Stated goal:
Pull out every line with the word "title".

Data tied to figure images
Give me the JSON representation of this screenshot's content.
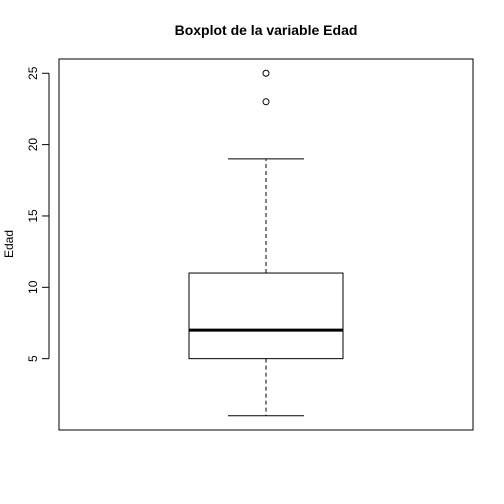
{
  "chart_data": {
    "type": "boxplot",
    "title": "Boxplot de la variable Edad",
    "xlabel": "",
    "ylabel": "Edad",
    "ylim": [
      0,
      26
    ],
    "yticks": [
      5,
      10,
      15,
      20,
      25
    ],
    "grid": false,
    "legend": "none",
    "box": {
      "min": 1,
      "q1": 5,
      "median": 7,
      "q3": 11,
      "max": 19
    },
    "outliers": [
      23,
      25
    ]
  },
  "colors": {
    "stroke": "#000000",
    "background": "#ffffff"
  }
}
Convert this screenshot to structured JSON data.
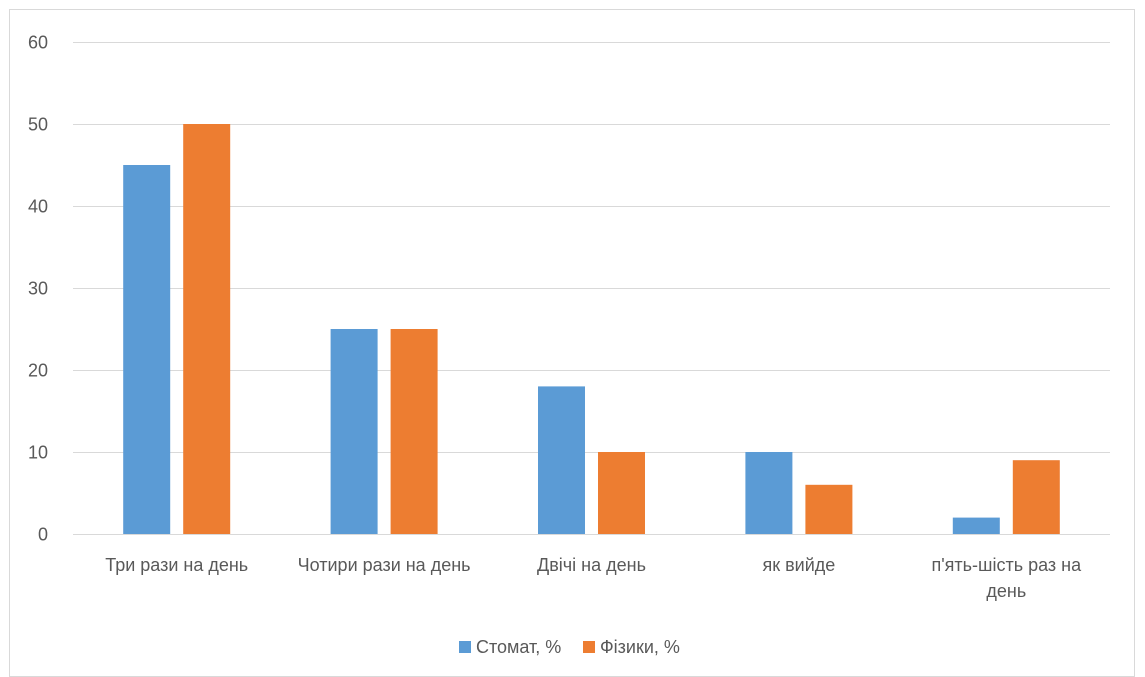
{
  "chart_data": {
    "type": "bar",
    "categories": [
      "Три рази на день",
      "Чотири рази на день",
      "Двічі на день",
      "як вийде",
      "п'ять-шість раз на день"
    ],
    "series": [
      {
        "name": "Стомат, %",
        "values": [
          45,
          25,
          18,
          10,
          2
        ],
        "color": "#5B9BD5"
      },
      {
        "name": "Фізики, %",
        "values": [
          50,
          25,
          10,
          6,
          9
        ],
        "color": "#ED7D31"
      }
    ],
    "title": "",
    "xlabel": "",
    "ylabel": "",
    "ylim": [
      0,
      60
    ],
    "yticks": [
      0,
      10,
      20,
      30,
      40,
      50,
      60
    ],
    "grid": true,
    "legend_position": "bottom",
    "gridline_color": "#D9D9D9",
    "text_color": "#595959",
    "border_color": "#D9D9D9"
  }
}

Output of the task:
    "title": "Boxplot de la variable Edad",
    "title": "",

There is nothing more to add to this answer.